### [DIRECTIONS FOR THIS TASK]
Which lines include the word "Andante"? Copy each of them.

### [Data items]
(begin)
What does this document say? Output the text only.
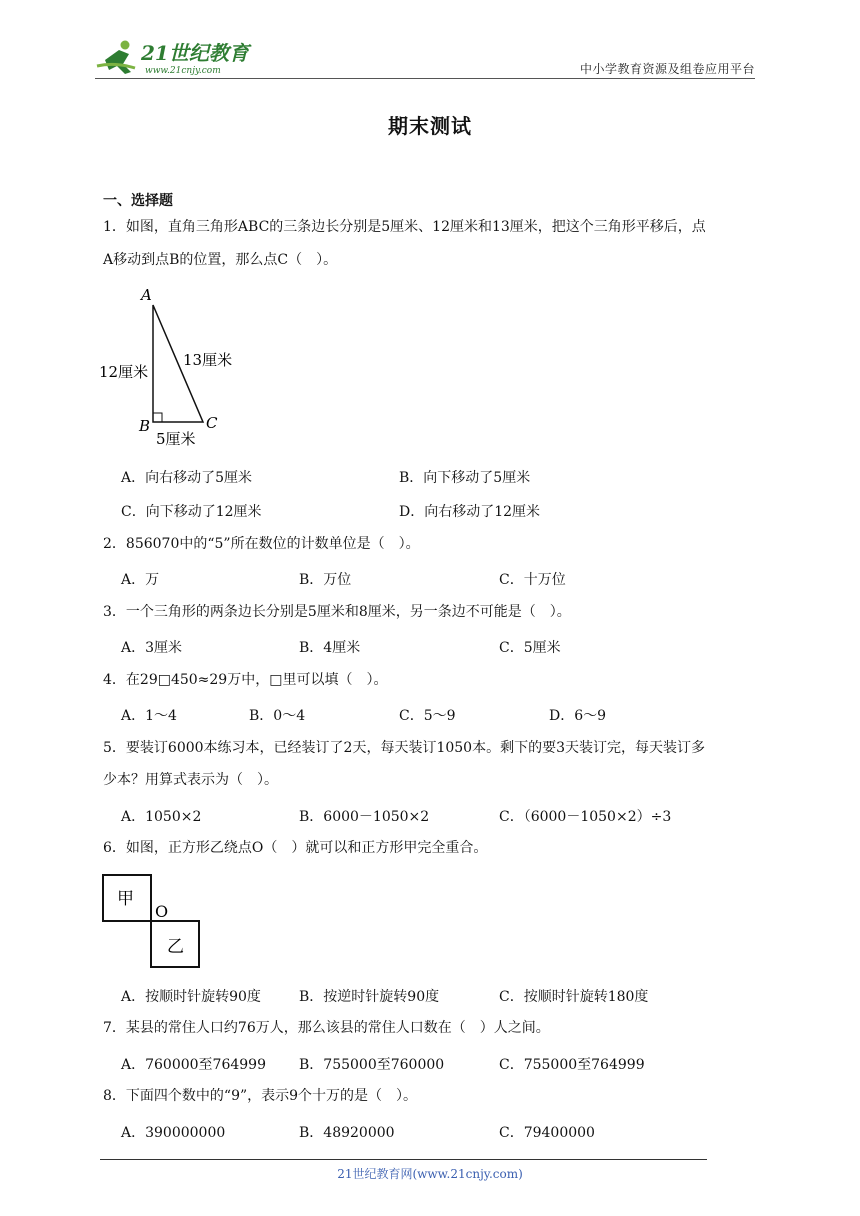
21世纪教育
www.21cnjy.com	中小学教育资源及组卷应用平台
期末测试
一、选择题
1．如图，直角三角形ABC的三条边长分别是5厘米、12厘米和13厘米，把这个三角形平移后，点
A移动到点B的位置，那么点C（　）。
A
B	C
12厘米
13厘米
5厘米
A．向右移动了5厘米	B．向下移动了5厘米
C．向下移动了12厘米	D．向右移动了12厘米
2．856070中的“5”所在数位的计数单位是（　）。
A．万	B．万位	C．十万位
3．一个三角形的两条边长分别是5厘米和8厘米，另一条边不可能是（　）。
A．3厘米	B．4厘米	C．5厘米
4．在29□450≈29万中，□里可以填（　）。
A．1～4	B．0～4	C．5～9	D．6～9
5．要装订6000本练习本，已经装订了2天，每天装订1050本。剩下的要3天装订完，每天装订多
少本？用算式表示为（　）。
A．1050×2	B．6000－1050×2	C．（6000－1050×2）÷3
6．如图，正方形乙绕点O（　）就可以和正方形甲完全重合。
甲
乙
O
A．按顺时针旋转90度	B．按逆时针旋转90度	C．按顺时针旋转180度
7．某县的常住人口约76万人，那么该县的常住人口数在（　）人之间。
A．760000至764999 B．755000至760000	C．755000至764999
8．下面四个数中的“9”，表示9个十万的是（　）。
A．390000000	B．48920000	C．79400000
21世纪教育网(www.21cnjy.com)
(end)
(begin)
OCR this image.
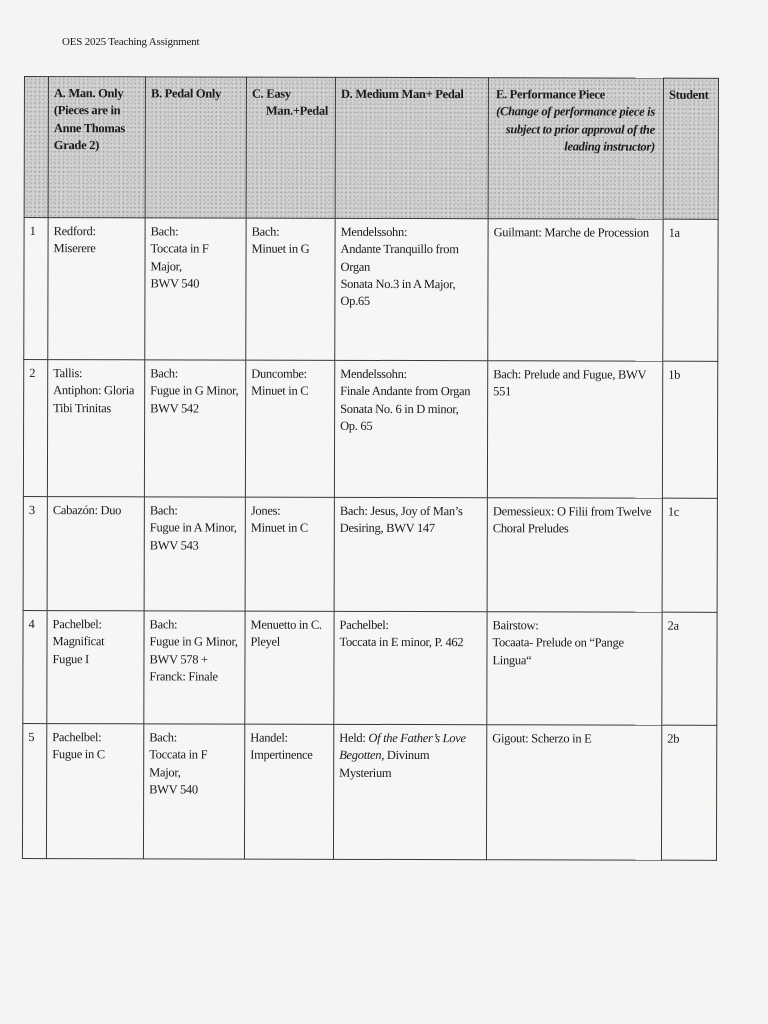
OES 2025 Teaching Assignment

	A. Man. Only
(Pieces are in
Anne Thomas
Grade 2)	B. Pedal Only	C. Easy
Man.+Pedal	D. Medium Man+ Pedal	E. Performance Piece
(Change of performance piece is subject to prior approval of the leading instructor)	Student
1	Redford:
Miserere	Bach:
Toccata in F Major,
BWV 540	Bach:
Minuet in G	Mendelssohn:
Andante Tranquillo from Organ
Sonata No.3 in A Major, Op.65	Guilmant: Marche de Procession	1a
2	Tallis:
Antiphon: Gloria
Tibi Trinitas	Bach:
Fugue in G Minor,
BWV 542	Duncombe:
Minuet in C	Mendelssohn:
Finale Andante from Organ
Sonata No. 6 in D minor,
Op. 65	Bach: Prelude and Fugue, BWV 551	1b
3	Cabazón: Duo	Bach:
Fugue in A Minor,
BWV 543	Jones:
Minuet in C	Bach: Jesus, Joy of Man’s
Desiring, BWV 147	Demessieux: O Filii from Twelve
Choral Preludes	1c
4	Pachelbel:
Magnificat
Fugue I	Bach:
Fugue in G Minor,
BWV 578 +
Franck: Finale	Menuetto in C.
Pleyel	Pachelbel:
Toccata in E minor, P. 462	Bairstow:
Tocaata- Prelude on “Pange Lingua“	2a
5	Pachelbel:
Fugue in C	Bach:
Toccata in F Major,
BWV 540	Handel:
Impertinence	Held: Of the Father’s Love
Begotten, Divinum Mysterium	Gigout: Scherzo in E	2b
(end)
### [ANSWER FOR THE TASK]
Andante Tranquillo from Organ
Finale Andante from Organ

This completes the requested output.